## [GIVEN TEXT]
····················

The Second International (1889–1916) was an organisation of socialist and labour parties, formed on 14 July 1889 at two simultaneous Paris meetings in which delegations from twenty countries participated. The Second International continued the work of the dissolved First International, though excluding the powerful anarcho-syndicalist movement. While the international had initially declared its opposition to all warfare between European powers, most of the major European parties ultimately chose to support their respective states in World War I. After splitting into pro-Allied, pro-Central Powers, and antimilitarist factions, the international ceased to function. After the war, the remaining factions of the international went on to found the Labour and Socialist International, the International Working Union of Socialist Parties, and the Communist International.

History

Pre-foundation conferences (1881–1889) 

The foundation of a new international was first discussed at a conference at Chur in October 1881. Delegates included members of the Social Democratic Party of Germany (SPD), Belgian socialists, the Federation of the Socialist Workers of France (SFIO), French and German-speaking Swiss delegations, two Polish delegates, and one delegate each for Russia and Hungary. The conference did not form an international that year, but decided to write a new socialist manifesto to be approved at a subsequent meeting. According to Yuri Steklov, the conference was exceedingly poorly organized, and thus didn't engender confidence that a new international could be founded.

····················

## [PROVIDED INFORMATION]
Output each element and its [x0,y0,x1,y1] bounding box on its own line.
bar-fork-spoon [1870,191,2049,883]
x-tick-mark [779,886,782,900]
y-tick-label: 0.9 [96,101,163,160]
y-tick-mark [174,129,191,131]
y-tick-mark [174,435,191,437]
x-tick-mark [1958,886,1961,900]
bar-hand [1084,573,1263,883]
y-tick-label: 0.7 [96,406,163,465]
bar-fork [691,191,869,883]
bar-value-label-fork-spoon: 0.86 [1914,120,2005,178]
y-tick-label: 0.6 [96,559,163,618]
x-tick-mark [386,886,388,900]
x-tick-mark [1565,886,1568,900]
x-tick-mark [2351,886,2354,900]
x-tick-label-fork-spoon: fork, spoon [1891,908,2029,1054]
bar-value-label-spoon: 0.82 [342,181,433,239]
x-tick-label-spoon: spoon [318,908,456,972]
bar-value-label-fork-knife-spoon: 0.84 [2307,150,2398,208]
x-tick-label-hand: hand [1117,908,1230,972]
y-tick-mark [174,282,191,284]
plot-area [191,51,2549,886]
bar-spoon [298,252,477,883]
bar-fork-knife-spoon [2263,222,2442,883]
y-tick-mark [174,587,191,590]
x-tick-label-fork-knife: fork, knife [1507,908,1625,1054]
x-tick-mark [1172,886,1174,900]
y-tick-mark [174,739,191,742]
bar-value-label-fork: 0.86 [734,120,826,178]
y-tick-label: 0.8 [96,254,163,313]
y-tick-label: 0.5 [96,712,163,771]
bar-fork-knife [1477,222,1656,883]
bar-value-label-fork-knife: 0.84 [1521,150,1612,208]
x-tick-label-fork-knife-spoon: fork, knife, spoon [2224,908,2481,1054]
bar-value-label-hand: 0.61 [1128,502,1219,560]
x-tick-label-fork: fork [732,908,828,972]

····················

## [PROBLEMS AND TASKS]
[A] Answer these questions from the passage on the Second International:
(i) On what date was the Second International formed?
(ii) In what month and year was the founding of a new international first discussed at Chur?
(iii) According to Yuri Steklov, how well organized was that conference?
[B] Reproduce the part of the passage on the Second International starting at "Pre-foundation conferences (1881–1889)" and ending at "could be founded.".
None of the items are needed here.

## [FINAL ANSWERS]
[A]
(i) 14 July 1889
(ii) October 1881
(iii) Exceedingly poorly organized

[B]
Pre-foundation conferences (1881–1889) 

The foundation of a new international was first discussed at a conference at Chur in October 1881. Delegates included members of the Social Democratic Party of Germany (SPD), Belgian socialists, the Federation of the Socialist Workers of France (SFIO), French and German-speaking Swiss delegations, two Polish delegates, and one delegate each for Russia and Hungary. The conference did not form an international that year, but decided to write a new socialist manifesto to be approved at a subsequent meeting. According to Yuri Steklov, the conference was exceedingly poorly organized, and thus didn't engender confidence that a new international could be founded.